AIM OF THE TASK –
Render every line of the items as a JSON list of strings, with one string per line and blank lines left out.

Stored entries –
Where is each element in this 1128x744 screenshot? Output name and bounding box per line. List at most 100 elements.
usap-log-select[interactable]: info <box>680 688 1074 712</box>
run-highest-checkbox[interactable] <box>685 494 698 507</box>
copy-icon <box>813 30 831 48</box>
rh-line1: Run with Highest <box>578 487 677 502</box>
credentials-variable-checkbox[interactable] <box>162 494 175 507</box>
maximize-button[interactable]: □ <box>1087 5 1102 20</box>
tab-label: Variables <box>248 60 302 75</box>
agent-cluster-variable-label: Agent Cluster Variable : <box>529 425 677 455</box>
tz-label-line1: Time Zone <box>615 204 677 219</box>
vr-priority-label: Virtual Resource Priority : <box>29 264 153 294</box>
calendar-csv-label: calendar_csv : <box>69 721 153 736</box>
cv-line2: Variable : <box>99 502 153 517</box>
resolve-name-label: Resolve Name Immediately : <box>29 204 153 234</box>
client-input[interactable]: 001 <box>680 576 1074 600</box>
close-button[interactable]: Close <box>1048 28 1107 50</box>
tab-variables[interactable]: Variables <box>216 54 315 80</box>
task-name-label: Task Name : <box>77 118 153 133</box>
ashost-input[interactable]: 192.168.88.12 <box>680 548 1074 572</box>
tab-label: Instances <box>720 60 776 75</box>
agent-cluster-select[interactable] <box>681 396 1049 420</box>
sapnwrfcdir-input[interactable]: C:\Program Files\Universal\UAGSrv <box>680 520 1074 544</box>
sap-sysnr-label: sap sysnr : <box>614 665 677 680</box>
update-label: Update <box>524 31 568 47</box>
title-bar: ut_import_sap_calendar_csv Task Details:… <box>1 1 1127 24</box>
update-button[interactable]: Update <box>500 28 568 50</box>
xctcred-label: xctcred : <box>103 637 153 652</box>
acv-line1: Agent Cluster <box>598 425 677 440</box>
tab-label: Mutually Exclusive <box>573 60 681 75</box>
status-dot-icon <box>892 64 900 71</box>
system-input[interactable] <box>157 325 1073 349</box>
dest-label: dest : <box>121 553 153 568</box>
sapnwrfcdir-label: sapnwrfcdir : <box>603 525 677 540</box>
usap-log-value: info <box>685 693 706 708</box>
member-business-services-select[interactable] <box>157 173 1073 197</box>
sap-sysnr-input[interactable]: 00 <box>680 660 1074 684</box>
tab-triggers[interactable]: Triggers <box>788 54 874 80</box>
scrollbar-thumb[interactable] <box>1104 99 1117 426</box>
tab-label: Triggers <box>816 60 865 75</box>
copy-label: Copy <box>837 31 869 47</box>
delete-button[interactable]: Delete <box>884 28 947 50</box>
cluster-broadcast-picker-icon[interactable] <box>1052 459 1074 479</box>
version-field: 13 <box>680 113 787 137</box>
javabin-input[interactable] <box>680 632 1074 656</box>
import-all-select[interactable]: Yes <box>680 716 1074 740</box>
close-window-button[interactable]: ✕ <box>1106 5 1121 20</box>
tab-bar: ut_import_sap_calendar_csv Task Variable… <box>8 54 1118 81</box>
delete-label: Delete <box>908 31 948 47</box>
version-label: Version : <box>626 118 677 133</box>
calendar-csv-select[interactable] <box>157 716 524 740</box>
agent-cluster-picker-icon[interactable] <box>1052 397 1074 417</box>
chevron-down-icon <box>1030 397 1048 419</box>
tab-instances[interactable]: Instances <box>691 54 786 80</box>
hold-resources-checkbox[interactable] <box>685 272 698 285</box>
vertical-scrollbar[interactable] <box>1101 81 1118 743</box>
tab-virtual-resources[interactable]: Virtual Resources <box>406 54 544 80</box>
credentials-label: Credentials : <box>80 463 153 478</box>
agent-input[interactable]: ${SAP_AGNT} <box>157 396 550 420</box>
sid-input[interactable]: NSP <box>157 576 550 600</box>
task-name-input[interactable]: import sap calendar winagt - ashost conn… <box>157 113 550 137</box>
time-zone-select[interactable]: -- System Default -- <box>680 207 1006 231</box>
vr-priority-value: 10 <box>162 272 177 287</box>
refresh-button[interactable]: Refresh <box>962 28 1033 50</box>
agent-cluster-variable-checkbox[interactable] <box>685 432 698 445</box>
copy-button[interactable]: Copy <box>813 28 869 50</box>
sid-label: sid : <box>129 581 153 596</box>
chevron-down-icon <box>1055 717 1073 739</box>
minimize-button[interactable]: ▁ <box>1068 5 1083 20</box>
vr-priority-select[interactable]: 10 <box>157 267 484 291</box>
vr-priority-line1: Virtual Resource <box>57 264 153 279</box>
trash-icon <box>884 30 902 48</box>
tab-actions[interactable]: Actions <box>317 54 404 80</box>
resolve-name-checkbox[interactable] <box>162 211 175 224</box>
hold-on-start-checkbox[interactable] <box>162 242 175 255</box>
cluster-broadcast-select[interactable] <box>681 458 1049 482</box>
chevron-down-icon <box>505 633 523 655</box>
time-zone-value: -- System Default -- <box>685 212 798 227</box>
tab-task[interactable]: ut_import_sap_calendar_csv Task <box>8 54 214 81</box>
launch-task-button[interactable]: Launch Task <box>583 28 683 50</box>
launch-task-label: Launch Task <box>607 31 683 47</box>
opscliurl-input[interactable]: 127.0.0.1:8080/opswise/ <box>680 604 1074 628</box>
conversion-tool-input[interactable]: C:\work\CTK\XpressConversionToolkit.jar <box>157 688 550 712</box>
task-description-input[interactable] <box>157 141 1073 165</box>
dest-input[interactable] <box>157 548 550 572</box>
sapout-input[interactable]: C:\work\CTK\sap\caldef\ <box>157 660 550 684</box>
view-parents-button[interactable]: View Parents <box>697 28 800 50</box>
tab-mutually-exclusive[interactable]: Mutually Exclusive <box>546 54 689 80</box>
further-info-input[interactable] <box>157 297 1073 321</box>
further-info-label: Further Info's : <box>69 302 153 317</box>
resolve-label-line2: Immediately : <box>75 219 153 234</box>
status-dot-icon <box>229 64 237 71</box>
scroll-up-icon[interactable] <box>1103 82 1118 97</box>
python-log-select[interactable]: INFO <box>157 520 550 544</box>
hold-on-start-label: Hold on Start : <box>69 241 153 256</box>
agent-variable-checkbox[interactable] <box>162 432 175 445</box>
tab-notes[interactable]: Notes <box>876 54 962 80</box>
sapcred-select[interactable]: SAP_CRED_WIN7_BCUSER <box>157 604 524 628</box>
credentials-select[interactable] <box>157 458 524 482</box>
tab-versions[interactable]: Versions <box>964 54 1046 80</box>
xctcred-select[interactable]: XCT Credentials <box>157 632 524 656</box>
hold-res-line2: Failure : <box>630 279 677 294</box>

FINISHED ANSWER –
[
  "Where is each element in this 1128x744 screenshot? Output name and bounding box per line. List at most 100 elements.",
  "usap-log-select[interactable]: info <box>680 688 1074 712</box>",
  "run-highest-checkbox[interactable] <box>685 494 698 507</box>",
  "copy-icon <box>813 30 831 48</box>",
  "rh-line1: Run with Highest <box>578 487 677 502</box>",
  "credentials-variable-checkbox[interactable] <box>162 494 175 507</box>",
  "maximize-button[interactable]: □ <box>1087 5 1102 20</box>",
  "tab-label: Variables <box>248 60 302 75</box>",
  "agent-cluster-variable-label: Agent Cluster Variable : <box>529 425 677 455</box>",
  "tz-label-line1: Time Zone <box>615 204 677 219</box>",
  "vr-priority-label: Virtual Resource Priority : <box>29 264 153 294</box>",
  "calendar-csv-label: calendar_csv : <box>69 721 153 736</box>",
  "cv-line2: Variable : <box>99 502 153 517</box>",
  "resolve-name-label: Resolve Name Immediately : <box>29 204 153 234</box>",
  "client-input[interactable]: 001 <box>680 576 1074 600</box>",
  "close-button[interactable]: Close <box>1048 28 1107 50</box>",
  "tab-variables[interactable]: Variables <box>216 54 315 80</box>",
  "task-name-label: Task Name : <box>77 118 153 133</box>",
  "ashost-input[interactable]: 192.168.88.12 <box>680 548 1074 572</box>",
  "tab-label: Instances <box>720 60 776 75</box>",
  "agent-cluster-select[interactable] <box>681 396 1049 420</box>",
  "sapnwrfcdir-input[interactable]: C:\\Program Files\\Universal\\UAGSrv <box>680 520 1074 544</box>",
  "sap-sysnr-label: sap sysnr : <box>614 665 677 680</box>",
  "update-label: Update <box>524 31 568 47</box>",
  "title-bar: ut_import_sap_calendar_csv Task Details:… <box>1 1 1127 24</box>",
  "update-button[interactable]: Update <box>500 28 568 50</box>",
  "xctcred-label: xctcred : <box>103 637 153 652</box>",
  "acv-line1: Agent Cluster <box>598 425 677 440</box>",
  "tab-label: Mutually Exclusive <box>573 60 681 75</box>",
  "status-dot-icon <box>892 64 900 71</box>",
  "system-input[interactable] <box>157 325 1073 349</box>",
  "dest-label: dest : <box>121 553 153 568</box>",
  "sapnwrfcdir-label: sapnwrfcdir : <box>603 525 677 540</box>",
  "usap-log-value: info <box>685 693 706 708</box>",
  "member-business-services-select[interactable] <box>157 173 1073 197</box>",
  "sap-sysnr-input[interactable]: 00 <box>680 660 1074 684</box>",
  "tab-triggers[interactable]: Triggers <box>788 54 874 80</box>",
  "scrollbar-thumb[interactable] <box>1104 99 1117 426</box>",
  "tab-label: Triggers <box>816 60 865 75</box>",
  "copy-label: Copy <box>837 31 869 47</box>",
  "delete-button[interactable]: Delete <box>884 28 947 50</box>",
  "cluster-broadcast-picker-icon[interactable] <box>1052 459 1074 479</box>",
  "version-field: 13 <box>680 113 787 137</box>",
  "javabin-input[interactable] <box>680 632 1074 656</box>",
  "import-all-select[interactable]: Yes <box>680 716 1074 740</box>",
  "close-window-button[interactable]: ✕ <box>1106 5 1121 20</box>",
  "tab-bar: ut_import_sap_calendar_csv Task Variable… <box>8 54 1118 81</box>",
  "delete-label: Delete <box>908 31 948 47</box>",
  "version-label: Version : <box>626 118 677 133</box>",
  "calendar-csv-select[interactable] <box>157 716 524 740</box>",
  "agent-cluster-picker-icon[interactable] <box>1052 397 1074 417</box>",
  "chevron-down-icon <box>1030 397 1048 419</box>",
  "tab-instances[interactable]: Instances <box>691 54 786 80</box>",
  "hold-resources-checkbox[interactable] <box>685 272 698 285</box>",
  "vertical-scrollbar[interactable] <box>1101 81 1118 743</box>",
  "tab-virtual-resources[interactable]: Virtual Resources <box>406 54 544 80</box>",
  "credentials-label: Credentials : <box>80 463 153 478</box>",
  "agent-input[interactable]: ${SAP_AGNT} <box>157 396 550 420</box>",
  "sid-input[interactable]: NSP <box>157 576 550 600</box>",
  "task-name-input[interactable]: import sap calendar winagt - ashost conn… <box>157 113 550 137</box>",
  "time-zone-select[interactable]: -- System Default -- <box>680 207 1006 231</box>",
  "vr-priority-value: 10 <box>162 272 177 287</box>",
  "refresh-button[interactable]: Refresh <box>962 28 1033 50</box>",
  "agent-cluster-variable-checkbox[interactable] <box>685 432 698 445</box>",
  "copy-button[interactable]: Copy <box>813 28 869 50</box>",
  "sid-label: sid : <box>129 581 153 596</box>",
  "chevron-down-icon <box>1055 717 1073 739</box>",
  "minimize-button[interactable]: ▁ <box>1068 5 1083 20</box>",
  "vr-priority-select[interactable]: 10 <box>157 267 484 291</box>",
  "vr-priority-line1: Virtual Resource <box>57 264 153 279</box>",
  "trash-icon <box>884 30 902 48</box>",
  "tab-actions[interactable]: Actions <box>317 54 404 80</box>",
  "resolve-name-checkbox[interactable] <box>162 211 175 224</box>",
  "hold-on-start-checkbox[interactable] <box>162 242 175 255</box>",
  "cluster-broadcast-select[interactable] <box>681 458 1049 482</box>",
  "chevron-down-icon <box>505 633 523 655</box>",
  "time-zone-value: -- System Default -- <box>685 212 798 227</box>",
  "tab-task[interactable]: ut_import_sap_calendar_csv Task <box>8 54 214 81</box>",
  "launch-task-button[interactable]: Launch Task <box>583 28 683 50</box>",
  "launch-task-label: Launch Task <box>607 31 683 47</box>",
  "opscliurl-input[interactable]: 127.0.0.1:8080/opswise/ <box>680 604 1074 628</box>",
  "conversion-tool-input[interactable]: C:\\work\\CTK\\XpressConversionToolkit.jar <box>157 688 550 712</box>",
  "task-description-input[interactable] <box>157 141 1073 165</box>",
  "dest-input[interactable] <box>157 548 550 572</box>",
  "sapout-input[interactable]: C:\\work\\CTK\\sap\\caldef\\ <box>157 660 550 684</box>",
  "view-parents-button[interactable]: View Parents <box>697 28 800 50</box>",
  "tab-mutually-exclusive[interactable]: Mutually Exclusive <box>546 54 689 80</box>",
  "further-info-input[interactable] <box>157 297 1073 321</box>",
  "further-info-label: Further Info's : <box>69 302 153 317</box>",
  "resolve-label-line2: Immediately : <box>75 219 153 234</box>",
  "status-dot-icon <box>229 64 237 71</box>",
  "scroll-up-icon[interactable] <box>1103 82 1118 97</box>",
  "python-log-select[interactable]: INFO <box>157 520 550 544</box>",
  "hold-on-start-label: Hold on Start : <box>69 241 153 256</box>",
  "agent-variable-checkbox[interactable] <box>162 432 175 445</box>",
  "tab-notes[interactable]: Notes <box>876 54 962 80</box>",
  "sapcred-select[interactable]: SAP_CRED_WIN7_BCUSER <box>157 604 524 628</box>",
  "credentials-select[interactable] <box>157 458 524 482</box>",
  "tab-versions[interactable]: Versions <box>964 54 1046 80</box>",
  "xctcred-select[interactable]: XCT Credentials <box>157 632 524 656</box>",
  "hold-res-line2: Failure : <box>630 279 677 294</box>"
]